▶ **OBJECTIVE**
Copy out each line in the material below that has the word "degrees".

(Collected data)
--- begin ---
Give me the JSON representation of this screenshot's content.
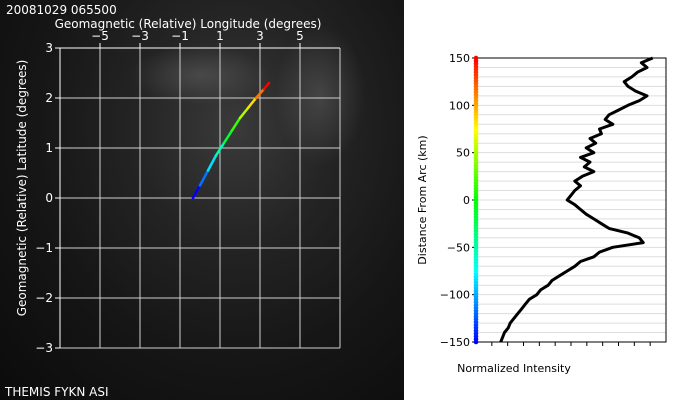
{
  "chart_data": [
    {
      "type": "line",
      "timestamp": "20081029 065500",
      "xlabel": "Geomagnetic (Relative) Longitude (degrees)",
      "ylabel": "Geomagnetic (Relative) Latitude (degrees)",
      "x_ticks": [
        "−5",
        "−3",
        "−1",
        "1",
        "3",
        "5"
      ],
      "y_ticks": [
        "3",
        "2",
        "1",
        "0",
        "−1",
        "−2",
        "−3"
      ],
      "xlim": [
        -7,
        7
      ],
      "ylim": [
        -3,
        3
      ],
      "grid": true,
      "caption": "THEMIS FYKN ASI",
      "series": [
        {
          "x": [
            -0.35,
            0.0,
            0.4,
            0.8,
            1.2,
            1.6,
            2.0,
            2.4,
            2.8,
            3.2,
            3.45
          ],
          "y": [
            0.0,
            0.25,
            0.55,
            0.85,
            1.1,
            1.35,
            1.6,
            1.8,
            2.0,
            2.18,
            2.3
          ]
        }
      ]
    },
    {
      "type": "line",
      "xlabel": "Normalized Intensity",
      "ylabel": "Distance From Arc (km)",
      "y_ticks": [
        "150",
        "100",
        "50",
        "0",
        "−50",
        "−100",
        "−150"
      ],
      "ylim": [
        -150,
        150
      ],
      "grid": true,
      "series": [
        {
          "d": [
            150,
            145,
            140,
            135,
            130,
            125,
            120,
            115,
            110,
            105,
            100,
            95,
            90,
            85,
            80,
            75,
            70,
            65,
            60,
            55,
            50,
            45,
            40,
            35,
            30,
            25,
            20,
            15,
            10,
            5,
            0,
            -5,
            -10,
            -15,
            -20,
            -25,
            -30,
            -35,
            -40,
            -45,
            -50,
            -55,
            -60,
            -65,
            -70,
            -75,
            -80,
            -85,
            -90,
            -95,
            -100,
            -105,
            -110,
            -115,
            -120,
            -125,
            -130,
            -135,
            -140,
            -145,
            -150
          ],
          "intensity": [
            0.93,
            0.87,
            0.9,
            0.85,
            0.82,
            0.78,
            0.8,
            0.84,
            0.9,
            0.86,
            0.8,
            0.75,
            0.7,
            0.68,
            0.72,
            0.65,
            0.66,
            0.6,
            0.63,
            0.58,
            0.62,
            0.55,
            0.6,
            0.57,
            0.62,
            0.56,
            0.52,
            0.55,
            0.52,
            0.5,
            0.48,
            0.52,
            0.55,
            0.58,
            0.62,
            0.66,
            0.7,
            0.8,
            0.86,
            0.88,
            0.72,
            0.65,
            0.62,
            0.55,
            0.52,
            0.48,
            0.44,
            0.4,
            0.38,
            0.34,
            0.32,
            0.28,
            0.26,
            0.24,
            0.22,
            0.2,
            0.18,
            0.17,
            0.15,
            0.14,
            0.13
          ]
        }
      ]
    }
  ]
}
--- end ---
--- begin ---
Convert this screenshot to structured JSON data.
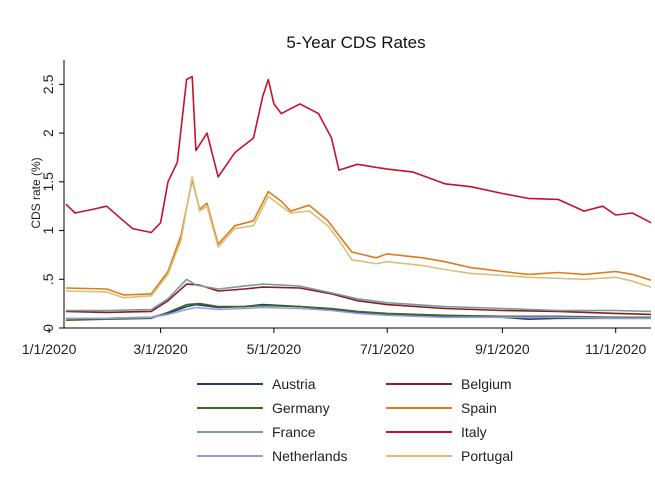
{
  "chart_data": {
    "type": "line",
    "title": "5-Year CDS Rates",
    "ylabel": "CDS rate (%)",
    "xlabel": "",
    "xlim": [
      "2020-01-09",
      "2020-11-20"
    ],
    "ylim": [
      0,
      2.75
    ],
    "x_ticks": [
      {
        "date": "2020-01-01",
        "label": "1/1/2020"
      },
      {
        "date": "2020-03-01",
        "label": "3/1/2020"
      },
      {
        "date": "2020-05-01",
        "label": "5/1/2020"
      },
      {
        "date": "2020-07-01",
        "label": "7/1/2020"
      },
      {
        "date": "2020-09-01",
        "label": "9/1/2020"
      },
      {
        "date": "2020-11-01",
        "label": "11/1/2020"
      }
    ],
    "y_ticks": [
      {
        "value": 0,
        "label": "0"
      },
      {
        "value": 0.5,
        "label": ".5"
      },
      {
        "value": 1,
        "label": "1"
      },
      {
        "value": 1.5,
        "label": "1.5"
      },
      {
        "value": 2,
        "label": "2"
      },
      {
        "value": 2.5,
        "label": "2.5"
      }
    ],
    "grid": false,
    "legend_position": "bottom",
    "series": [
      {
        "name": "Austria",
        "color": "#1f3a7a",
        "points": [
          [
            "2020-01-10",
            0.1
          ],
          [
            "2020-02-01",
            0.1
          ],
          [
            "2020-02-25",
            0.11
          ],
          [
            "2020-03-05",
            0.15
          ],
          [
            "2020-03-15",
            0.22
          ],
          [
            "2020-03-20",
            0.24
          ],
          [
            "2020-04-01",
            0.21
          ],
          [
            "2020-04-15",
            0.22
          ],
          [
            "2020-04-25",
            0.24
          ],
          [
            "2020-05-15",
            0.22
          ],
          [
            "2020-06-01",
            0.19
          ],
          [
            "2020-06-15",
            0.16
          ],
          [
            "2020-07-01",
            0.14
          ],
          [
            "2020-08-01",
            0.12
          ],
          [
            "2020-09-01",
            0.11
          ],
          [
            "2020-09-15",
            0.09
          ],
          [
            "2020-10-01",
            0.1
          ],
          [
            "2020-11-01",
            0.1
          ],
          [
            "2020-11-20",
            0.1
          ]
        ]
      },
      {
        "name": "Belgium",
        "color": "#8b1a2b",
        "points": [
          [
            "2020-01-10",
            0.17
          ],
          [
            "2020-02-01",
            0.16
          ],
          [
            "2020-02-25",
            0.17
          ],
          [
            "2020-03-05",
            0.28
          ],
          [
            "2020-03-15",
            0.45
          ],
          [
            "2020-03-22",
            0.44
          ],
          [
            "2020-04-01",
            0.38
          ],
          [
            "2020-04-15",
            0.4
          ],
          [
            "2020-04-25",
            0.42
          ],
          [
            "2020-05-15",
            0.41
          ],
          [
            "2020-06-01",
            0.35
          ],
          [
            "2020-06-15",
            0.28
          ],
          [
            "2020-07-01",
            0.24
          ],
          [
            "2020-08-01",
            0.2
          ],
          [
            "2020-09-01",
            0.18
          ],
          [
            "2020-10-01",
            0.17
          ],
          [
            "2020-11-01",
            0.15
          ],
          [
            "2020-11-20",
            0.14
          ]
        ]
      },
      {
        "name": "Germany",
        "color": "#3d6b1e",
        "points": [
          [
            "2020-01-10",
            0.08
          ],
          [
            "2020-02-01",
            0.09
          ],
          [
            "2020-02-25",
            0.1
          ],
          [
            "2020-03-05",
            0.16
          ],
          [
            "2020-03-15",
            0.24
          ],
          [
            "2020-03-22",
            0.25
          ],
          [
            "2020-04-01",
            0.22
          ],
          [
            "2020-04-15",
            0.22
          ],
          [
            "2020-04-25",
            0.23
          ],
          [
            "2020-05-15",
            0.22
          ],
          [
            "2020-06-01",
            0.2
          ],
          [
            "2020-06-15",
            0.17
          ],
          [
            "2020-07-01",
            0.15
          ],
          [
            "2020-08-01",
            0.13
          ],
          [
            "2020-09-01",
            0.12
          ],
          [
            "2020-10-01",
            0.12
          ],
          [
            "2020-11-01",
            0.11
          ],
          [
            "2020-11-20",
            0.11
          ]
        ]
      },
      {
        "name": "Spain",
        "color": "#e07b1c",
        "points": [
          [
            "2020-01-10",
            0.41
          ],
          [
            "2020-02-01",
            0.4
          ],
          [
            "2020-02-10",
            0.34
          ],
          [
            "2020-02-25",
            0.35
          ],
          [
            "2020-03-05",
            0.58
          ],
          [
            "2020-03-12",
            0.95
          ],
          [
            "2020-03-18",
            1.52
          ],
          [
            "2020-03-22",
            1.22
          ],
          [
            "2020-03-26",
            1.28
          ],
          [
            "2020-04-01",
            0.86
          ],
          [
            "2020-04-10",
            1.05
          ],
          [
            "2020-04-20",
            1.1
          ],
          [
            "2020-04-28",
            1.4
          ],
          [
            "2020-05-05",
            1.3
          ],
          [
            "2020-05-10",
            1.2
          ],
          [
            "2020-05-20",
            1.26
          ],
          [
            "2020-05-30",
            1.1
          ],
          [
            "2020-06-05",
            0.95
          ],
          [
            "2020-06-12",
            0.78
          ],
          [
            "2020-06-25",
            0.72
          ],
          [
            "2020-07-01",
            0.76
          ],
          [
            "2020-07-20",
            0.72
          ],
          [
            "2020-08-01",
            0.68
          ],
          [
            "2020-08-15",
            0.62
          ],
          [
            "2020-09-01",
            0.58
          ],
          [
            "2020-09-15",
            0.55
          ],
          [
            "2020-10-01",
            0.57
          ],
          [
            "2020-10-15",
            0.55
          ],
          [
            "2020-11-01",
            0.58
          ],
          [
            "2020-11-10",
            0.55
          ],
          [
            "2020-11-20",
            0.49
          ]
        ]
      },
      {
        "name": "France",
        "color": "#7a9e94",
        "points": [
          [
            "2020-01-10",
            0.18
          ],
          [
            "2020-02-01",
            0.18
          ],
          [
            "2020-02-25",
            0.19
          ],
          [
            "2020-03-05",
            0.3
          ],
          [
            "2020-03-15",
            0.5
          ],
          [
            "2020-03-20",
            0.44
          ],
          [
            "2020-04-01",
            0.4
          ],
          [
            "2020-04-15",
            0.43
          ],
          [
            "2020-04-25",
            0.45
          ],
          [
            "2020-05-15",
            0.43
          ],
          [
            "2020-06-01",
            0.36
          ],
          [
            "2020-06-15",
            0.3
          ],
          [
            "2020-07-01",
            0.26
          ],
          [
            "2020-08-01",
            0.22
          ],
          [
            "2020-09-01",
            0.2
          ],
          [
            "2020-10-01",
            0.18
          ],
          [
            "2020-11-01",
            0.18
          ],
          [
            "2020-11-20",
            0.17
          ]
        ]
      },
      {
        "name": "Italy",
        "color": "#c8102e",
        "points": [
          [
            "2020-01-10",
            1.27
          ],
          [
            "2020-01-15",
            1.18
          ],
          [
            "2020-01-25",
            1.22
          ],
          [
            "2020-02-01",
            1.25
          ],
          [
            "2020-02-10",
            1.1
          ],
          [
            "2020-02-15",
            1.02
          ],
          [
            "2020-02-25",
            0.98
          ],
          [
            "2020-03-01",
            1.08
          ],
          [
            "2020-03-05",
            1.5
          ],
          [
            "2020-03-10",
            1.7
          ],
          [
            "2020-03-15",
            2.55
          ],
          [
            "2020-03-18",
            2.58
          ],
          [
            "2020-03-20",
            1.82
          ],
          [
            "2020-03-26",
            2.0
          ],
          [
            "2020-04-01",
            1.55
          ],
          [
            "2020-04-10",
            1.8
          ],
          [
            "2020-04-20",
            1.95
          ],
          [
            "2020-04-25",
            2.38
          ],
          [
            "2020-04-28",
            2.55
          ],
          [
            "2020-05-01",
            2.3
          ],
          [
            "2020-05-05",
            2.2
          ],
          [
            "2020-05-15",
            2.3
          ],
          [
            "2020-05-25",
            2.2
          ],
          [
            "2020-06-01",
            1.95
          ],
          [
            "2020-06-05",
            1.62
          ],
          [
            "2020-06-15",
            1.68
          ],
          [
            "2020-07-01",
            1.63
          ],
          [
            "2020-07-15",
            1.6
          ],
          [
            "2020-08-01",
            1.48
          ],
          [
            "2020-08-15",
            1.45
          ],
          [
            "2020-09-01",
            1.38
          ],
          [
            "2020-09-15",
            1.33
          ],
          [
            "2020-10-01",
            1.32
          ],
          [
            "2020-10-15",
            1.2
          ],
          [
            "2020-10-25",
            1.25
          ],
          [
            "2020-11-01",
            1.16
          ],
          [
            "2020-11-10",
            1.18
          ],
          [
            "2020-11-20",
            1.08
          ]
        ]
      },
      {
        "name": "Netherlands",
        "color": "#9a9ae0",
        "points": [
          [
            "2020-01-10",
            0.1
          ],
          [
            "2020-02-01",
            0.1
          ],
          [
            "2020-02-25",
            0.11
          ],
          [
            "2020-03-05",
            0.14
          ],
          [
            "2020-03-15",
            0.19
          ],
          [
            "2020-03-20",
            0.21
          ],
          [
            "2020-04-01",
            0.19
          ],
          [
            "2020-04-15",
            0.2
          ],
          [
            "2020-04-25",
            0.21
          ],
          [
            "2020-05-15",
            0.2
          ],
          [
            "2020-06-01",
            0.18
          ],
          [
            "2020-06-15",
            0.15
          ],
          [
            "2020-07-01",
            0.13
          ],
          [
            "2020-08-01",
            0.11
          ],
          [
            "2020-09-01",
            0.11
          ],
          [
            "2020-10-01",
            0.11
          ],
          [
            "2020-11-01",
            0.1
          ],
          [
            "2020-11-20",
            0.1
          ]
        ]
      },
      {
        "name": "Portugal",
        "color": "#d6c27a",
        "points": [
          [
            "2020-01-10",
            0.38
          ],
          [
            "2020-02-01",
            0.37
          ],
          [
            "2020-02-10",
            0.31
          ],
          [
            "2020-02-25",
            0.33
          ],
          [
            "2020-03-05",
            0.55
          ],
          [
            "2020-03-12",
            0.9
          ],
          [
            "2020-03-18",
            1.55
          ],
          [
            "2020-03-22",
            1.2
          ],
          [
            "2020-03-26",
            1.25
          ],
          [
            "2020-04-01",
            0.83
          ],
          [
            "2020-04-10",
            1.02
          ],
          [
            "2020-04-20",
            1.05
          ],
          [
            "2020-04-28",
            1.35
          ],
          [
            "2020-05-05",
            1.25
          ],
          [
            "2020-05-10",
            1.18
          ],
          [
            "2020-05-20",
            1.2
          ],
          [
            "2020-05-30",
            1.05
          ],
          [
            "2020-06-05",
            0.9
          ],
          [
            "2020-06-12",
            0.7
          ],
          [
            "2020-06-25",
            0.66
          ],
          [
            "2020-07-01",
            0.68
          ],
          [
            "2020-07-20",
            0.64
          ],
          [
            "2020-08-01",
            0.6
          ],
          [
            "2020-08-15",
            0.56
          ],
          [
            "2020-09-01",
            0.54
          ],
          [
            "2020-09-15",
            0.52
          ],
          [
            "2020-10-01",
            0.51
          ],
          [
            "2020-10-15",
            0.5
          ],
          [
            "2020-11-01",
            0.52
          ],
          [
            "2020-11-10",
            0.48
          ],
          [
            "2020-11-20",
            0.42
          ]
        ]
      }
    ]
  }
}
--- end ---
▶ **EXERCISE RESULT**
      "xlabel": "Geomagnetic (Relative) Longitude (degrees)",
      "ylabel": "Geomagnetic (Relative) Latitude (degrees)",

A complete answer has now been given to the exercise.